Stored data
========================================================================

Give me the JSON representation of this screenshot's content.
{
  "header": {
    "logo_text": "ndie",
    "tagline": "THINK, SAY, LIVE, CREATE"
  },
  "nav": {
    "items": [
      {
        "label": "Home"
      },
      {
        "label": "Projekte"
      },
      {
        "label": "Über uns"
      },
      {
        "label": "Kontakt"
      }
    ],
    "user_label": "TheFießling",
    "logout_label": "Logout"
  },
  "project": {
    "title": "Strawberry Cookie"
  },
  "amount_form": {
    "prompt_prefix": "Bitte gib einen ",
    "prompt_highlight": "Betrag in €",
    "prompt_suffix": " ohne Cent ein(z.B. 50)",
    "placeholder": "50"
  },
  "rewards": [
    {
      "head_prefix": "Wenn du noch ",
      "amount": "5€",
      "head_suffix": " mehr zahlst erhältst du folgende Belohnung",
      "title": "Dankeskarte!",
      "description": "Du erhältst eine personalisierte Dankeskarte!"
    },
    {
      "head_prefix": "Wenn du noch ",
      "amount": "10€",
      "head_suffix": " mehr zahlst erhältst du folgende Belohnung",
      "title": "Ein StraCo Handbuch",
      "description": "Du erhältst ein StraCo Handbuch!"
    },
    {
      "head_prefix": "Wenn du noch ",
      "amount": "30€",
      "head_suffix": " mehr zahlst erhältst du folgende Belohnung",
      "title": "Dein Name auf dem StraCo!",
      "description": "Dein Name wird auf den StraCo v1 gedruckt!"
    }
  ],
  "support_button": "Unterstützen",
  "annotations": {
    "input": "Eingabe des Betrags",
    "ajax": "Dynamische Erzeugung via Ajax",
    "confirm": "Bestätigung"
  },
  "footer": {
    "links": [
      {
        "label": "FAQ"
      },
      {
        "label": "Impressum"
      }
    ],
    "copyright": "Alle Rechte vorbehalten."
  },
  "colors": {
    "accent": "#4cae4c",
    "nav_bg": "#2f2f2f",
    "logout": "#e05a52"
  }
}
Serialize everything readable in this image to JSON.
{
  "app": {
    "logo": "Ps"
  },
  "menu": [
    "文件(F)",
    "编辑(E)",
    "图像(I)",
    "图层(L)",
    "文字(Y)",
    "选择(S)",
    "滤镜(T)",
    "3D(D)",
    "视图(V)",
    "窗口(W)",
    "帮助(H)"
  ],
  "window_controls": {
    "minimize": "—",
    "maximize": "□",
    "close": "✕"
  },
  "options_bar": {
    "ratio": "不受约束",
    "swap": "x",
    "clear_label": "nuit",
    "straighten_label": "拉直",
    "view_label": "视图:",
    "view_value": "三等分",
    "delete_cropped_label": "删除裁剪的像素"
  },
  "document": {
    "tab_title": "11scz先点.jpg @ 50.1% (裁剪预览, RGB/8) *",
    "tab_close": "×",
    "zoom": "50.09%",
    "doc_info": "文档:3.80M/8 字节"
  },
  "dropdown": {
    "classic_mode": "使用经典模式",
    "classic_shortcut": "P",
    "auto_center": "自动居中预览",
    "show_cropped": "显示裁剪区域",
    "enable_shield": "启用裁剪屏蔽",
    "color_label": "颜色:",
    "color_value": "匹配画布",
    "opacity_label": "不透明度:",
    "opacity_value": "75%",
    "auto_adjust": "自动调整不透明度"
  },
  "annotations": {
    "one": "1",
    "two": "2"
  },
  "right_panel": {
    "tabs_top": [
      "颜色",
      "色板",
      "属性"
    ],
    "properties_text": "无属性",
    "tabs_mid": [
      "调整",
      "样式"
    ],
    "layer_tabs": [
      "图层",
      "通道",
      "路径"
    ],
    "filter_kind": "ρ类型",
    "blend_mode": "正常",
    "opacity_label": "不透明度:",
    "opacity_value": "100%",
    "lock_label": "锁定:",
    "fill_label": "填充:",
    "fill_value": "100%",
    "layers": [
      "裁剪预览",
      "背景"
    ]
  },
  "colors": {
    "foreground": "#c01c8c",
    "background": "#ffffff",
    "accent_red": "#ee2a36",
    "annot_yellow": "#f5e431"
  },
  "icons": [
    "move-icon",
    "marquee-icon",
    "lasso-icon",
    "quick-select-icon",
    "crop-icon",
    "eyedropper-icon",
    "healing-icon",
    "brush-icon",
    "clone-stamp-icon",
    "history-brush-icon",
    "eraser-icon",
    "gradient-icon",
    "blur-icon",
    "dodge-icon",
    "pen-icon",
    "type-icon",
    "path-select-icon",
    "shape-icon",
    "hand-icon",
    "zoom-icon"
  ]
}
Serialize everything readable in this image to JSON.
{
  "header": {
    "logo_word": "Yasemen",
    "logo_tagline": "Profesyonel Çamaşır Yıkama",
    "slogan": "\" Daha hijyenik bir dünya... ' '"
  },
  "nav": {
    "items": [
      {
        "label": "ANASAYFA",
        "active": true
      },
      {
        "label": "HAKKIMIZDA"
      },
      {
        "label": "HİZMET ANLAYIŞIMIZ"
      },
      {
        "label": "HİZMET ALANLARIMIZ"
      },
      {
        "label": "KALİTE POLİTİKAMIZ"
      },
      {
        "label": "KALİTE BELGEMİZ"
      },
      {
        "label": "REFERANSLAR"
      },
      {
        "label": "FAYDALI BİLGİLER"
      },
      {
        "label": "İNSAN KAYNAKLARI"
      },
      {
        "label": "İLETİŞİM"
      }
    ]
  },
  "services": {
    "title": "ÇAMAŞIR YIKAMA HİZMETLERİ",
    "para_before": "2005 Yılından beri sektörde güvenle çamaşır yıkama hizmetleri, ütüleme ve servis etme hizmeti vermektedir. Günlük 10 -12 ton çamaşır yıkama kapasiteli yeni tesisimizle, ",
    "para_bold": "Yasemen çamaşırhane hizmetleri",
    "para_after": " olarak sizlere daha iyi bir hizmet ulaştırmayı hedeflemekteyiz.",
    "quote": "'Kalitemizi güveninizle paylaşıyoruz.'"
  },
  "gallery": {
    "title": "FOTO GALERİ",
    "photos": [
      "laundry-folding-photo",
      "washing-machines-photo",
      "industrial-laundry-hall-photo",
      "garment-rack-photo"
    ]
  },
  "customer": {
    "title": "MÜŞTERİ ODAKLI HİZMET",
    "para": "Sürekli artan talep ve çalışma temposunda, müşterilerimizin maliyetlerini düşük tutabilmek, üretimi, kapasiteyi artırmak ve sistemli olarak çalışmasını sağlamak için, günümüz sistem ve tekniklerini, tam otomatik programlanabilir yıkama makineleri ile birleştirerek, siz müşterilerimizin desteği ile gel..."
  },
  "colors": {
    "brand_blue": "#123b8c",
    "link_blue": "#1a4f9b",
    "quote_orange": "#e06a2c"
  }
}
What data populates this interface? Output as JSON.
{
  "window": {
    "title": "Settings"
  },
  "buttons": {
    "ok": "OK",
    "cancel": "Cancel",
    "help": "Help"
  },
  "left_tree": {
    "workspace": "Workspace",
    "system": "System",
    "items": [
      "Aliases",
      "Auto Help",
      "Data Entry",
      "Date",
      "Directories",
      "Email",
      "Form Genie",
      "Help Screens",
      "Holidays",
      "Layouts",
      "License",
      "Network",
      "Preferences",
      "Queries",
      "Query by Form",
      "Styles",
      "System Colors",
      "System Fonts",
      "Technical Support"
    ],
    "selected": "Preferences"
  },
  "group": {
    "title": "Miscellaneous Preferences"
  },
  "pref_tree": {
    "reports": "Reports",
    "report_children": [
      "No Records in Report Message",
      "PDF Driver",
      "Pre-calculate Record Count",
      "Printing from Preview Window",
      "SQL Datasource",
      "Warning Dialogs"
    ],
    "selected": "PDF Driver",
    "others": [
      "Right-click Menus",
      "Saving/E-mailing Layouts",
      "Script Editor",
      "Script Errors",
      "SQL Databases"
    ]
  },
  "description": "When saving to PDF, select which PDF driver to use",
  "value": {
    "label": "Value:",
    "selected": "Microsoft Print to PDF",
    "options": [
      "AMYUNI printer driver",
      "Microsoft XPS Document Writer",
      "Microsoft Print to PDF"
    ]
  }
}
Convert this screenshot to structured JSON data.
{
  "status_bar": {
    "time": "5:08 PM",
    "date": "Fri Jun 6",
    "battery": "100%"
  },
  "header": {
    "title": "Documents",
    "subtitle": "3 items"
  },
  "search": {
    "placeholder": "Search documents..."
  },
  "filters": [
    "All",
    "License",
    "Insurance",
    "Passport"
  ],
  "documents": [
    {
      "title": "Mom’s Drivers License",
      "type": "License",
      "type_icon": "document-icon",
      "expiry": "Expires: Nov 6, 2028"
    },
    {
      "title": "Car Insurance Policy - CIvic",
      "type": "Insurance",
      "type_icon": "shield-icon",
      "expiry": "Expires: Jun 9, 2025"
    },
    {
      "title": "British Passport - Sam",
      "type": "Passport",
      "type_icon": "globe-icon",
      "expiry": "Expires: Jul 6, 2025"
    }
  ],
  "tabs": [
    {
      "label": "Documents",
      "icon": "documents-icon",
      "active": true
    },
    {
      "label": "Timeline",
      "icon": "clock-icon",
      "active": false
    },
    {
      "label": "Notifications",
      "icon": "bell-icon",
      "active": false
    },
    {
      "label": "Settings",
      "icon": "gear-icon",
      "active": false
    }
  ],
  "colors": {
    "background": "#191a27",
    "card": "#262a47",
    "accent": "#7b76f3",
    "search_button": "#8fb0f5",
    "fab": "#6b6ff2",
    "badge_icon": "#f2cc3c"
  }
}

========================================================================

* [Work to complete] Which lines hold the word "StraCo"? Copy each of them from the records.

* [Exercise answer]
      "title": "Ein StraCo Handbuch",
      "description": "Du erhältst ein StraCo Handbuch!"
      "title": "Dein Name auf dem StraCo!",
      "description": "Dein Name wird auf den StraCo v1 gedruckt!"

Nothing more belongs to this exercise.